◆ **Exercise details**: Extract the full listing verbatim and drop any pictures from your copy.

--- BEGIN Material to process ---

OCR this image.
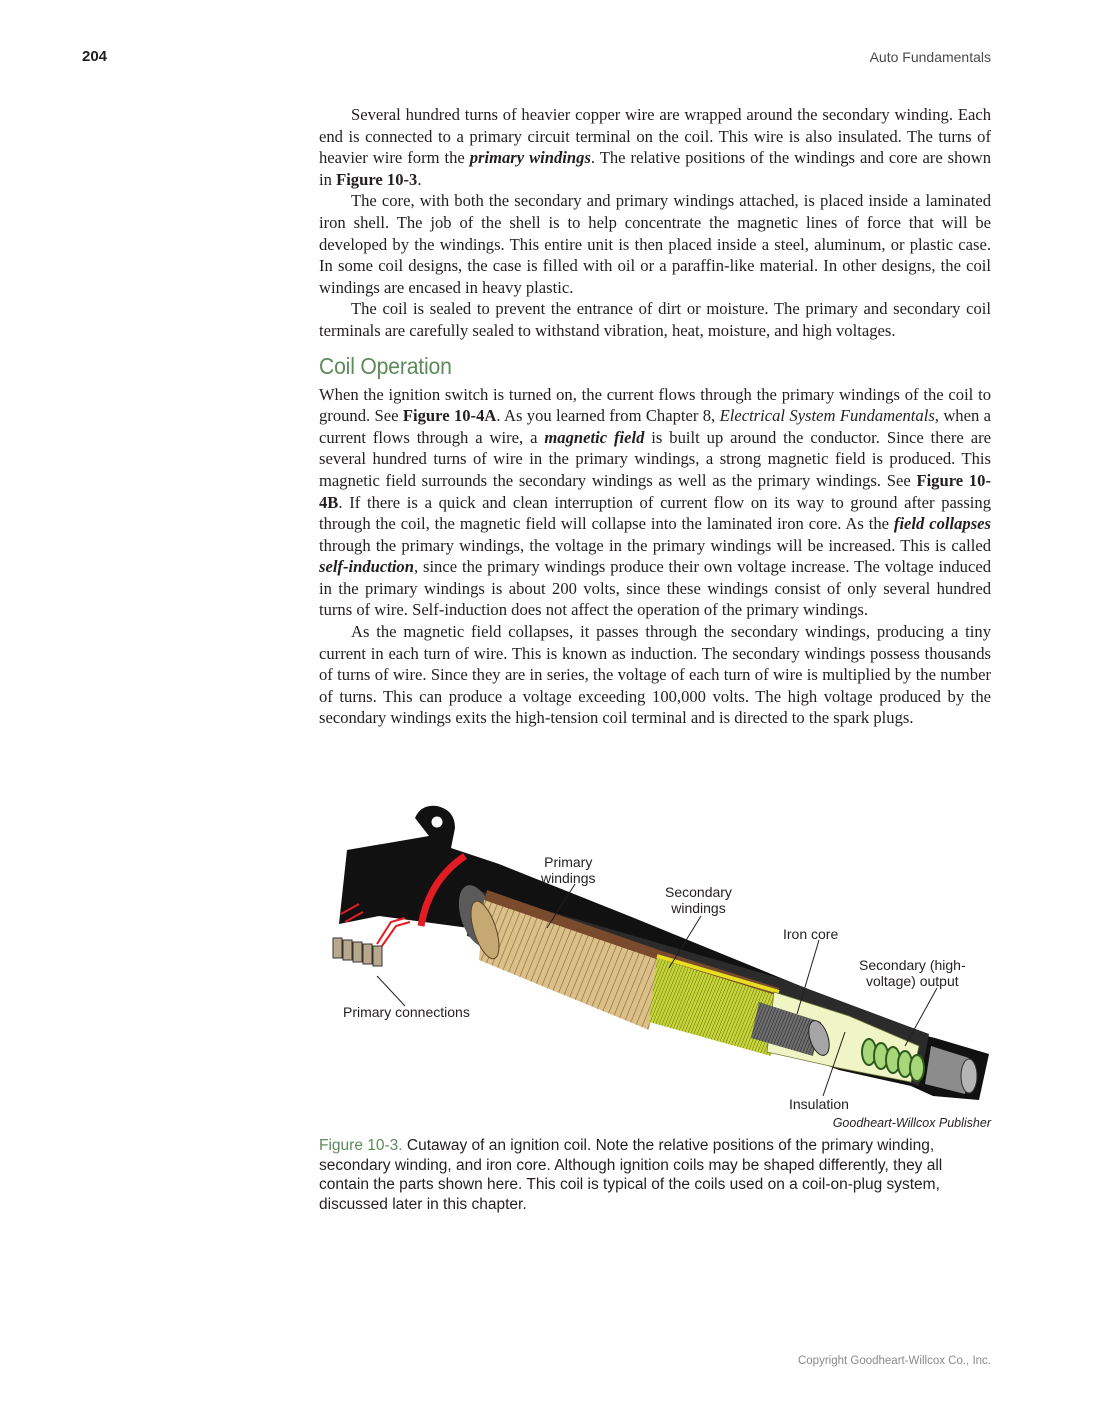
204	Auto Fundamentals

Several hundred turns of heavier copper wire are wrapped around the secondary winding. Each end is connected to a primary circuit terminal on the coil. This wire is also insulated. The turns of heavier wire form the primary windings. The relative positions of the windings and core are shown in Figure 10-3.

The core, with both the secondary and primary windings attached, is placed inside a laminated iron shell. The job of the shell is to help concentrate the magnetic lines of force that will be developed by the windings. This entire unit is then placed inside a steel, aluminum, or plastic case. In some coil designs, the case is filled with oil or a paraffin-like material. In other designs, the coil windings are encased in heavy plastic.

The coil is sealed to prevent the entrance of dirt or moisture. The primary and secondary coil terminals are carefully sealed to withstand vibration, heat, moisture, and high voltages.

Coil Operation

When the ignition switch is turned on, the current flows through the primary windings of the coil to ground. See Figure 10-4A. As you learned from Chapter 8, Electrical System Fundamentals, when a current flows through a wire, a magnetic field is built up around the conductor. Since there are several hundred turns of wire in the primary windings, a strong magnetic field is produced. This magnetic field surrounds the secondary windings as well as the primary windings. See Figure 10-4B. If there is a quick and clean interruption of current flow on its way to ground after passing through the coil, the magnetic field will collapse into the laminated iron core. As the field collapses through the primary windings, the voltage in the primary windings will be increased. This is called self-induction, since the primary windings produce their own voltage increase. The voltage induced in the primary windings is about 200 volts, since these windings consist of only several hundred turns of wire. Self-induction does not affect the operation of the primary windings.

As the magnetic field collapses, it passes through the secondary windings, producing a tiny current in each turn of wire. This is known as induction. The secondary windings possess thousands of turns of wire. Since they are in series, the voltage of each turn of wire is multiplied by the number of turns. This can produce a voltage exceeding 100,000 volts. The high voltage produced by the secondary windings exits the high-tension coil terminal and is directed to the spark plugs.

Primary
windings
Secondary
windings
Iron core
Secondary (high-
voltage) output
Primary connections
Insulation
Goodheart-Willcox Publisher
Figure 10-3. Cutaway of an ignition coil. Note the relative positions of the primary winding, secondary winding, and iron core. Although ignition coils may be shaped differently, they all contain the parts shown here. This coil is typical of the coils used on a coil-on-plug system, discussed later in this chapter.
Copyright Goodheart-Willcox Co., Inc.
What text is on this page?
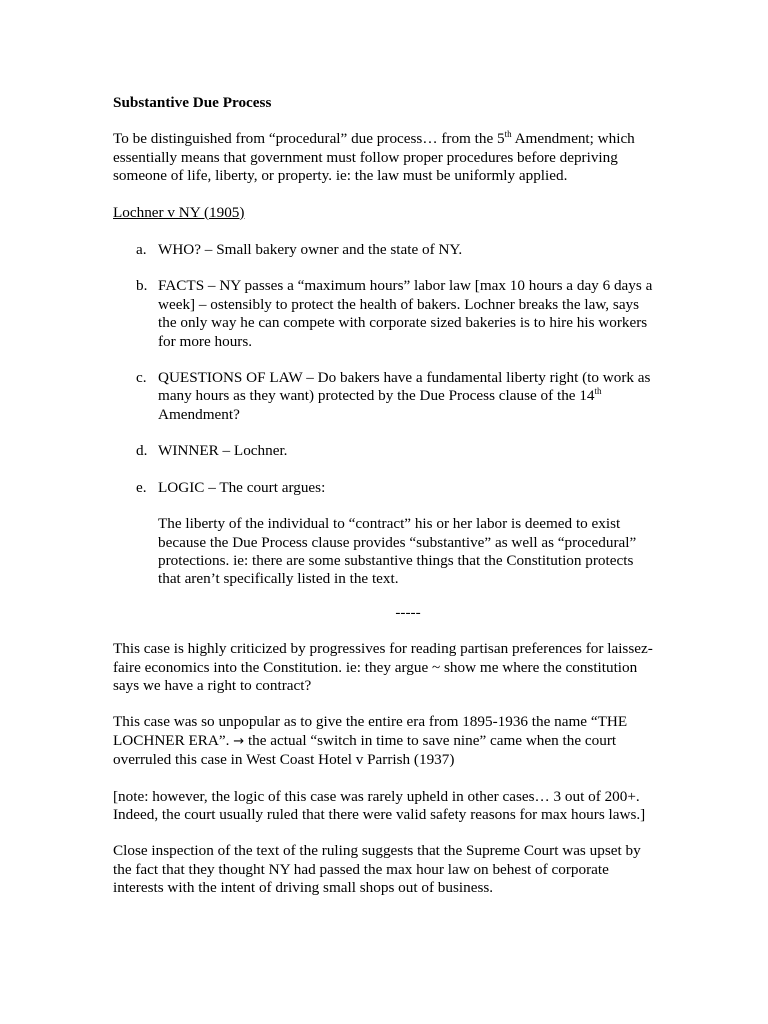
Substantive Due Process

To be distinguished from “procedural” due process… from the 5th Amendment; which essentially means that government must follow proper procedures before depriving someone of life, liberty, or property. ie: the law must be uniformly applied.

Lochner v NY (1905)

a. WHO? – Small bakery owner and the state of NY.
b. FACTS – NY passes a “maximum hours” labor law [max 10 hours a day 6 days a week] – ostensibly to protect the health of bakers. Lochner breaks the law, says the only way he can compete with corporate sized bakeries is to hire his workers for more hours.
c. QUESTIONS OF LAW – Do bakers have a fundamental liberty right (to work as many hours as they want) protected by the Due Process clause of the 14th Amendment?
d. WINNER – Lochner.
e. LOGIC – The court argues:

The liberty of the individual to “contract” his or her labor is deemed to exist because the Due Process clause provides “substantive” as well as “procedural” protections. ie: there are some substantive things that the Constitution protects that aren’t specifically listed in the text.

-----

This case is highly criticized by progressives for reading partisan preferences for laissez-faire economics into the Constitution. ie: they argue ~ show me where the constitution says we have a right to contract?

This case was so unpopular as to give the entire era from 1895-1936 the name “THE LOCHNER ERA”. → the actual “switch in time to save nine” came when the court overruled this case in West Coast Hotel v Parrish (1937)

[note: however, the logic of this case was rarely upheld in other cases… 3 out of 200+. Indeed, the court usually ruled that there were valid safety reasons for max hours laws.]

Close inspection of the text of the ruling suggests that the Supreme Court was upset by the fact that they thought NY had passed the max hour law on behest of corporate interests with the intent of driving small shops out of business.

--- END Material to process ---

◆ **Answer in full**:
OCR this image.
204	Auto Fundamentals

Several hundred turns of heavier copper wire are wrapped around the secondary winding. Each end is connected to a primary circuit terminal on the coil. This wire is also insulated. The turns of heavier wire form the primary windings. The relative positions of the windings and core are shown in Figure 10-3.

The core, with both the secondary and primary windings attached, is placed inside a laminated iron shell. The job of the shell is to help concentrate the magnetic lines of force that will be developed by the windings. This entire unit is then placed inside a steel, aluminum, or plastic case. In some coil designs, the case is filled with oil or a paraffin-like material. In other designs, the coil windings are encased in heavy plastic.

The coil is sealed to prevent the entrance of dirt or moisture. The primary and secondary coil terminals are carefully sealed to withstand vibration, heat, moisture, and high voltages.

Coil Operation

When the ignition switch is turned on, the current flows through the primary windings of the coil to ground. See Figure 10-4A. As you learned from Chapter 8, Electrical System Fundamentals, when a current flows through a wire, a magnetic field is built up around the conductor. Since there are several hundred turns of wire in the primary windings, a strong magnetic field is produced. This magnetic field surrounds the secondary windings as well as the primary windings. See Figure 10-4B. If there is a quick and clean interruption of current flow on its way to ground after passing through the coil, the magnetic field will collapse into the laminated iron core. As the field collapses through the primary windings, the voltage in the primary windings will be increased. This is called self-induction, since the primary windings produce their own voltage increase. The voltage induced in the primary windings is about 200 volts, since these windings consist of only several hundred turns of wire. Self-induction does not affect the operation of the primary windings.

As the magnetic field collapses, it passes through the secondary windings, producing a tiny current in each turn of wire. This is known as induction. The secondary windings possess thousands of turns of wire. Since they are in series, the voltage of each turn of wire is multiplied by the number of turns. This can produce a voltage exceeding 100,000 volts. The high voltage produced by the secondary windings exits the high-tension coil terminal and is directed to the spark plugs.

Primary
windings
Secondary
windings
Iron core
Secondary (high-
voltage) output
Primary connections
Insulation
Goodheart-Willcox Publisher
Figure 10-3. Cutaway of an ignition coil. Note the relative positions of the primary winding, secondary winding, and iron core. Although ignition coils may be shaped differently, they all contain the parts shown here. This coil is typical of the coils used on a coil-on-plug system, discussed later in this chapter.
Copyright Goodheart-Willcox Co., Inc.
What text is on this page?
Substantive Due Process

To be distinguished from “procedural” due process… from the 5th Amendment; which essentially means that government must follow proper procedures before depriving someone of life, liberty, or property. ie: the law must be uniformly applied.

Lochner v NY (1905)

a. WHO? – Small bakery owner and the state of NY.
b. FACTS – NY passes a “maximum hours” labor law [max 10 hours a day 6 days a week] – ostensibly to protect the health of bakers. Lochner breaks the law, says the only way he can compete with corporate sized bakeries is to hire his workers for more hours.
c. QUESTIONS OF LAW – Do bakers have a fundamental liberty right (to work as many hours as they want) protected by the Due Process clause of the 14th Amendment?
d. WINNER – Lochner.
e. LOGIC – The court argues:

The liberty of the individual to “contract” his or her labor is deemed to exist because the Due Process clause provides “substantive” as well as “procedural” protections. ie: there are some substantive things that the Constitution protects that aren’t specifically listed in the text.

-----

This case is highly criticized by progressives for reading partisan preferences for laissez-faire economics into the Constitution. ie: they argue ~ show me where the constitution says we have a right to contract?

This case was so unpopular as to give the entire era from 1895-1936 the name “THE LOCHNER ERA”. → the actual “switch in time to save nine” came when the court overruled this case in West Coast Hotel v Parrish (1937)

[note: however, the logic of this case was rarely upheld in other cases… 3 out of 200+. Indeed, the court usually ruled that there were valid safety reasons for max hours laws.]

Close inspection of the text of the ruling suggests that the Supreme Court was upset by the fact that they thought NY had passed the max hour law on behest of corporate interests with the intent of driving small shops out of business.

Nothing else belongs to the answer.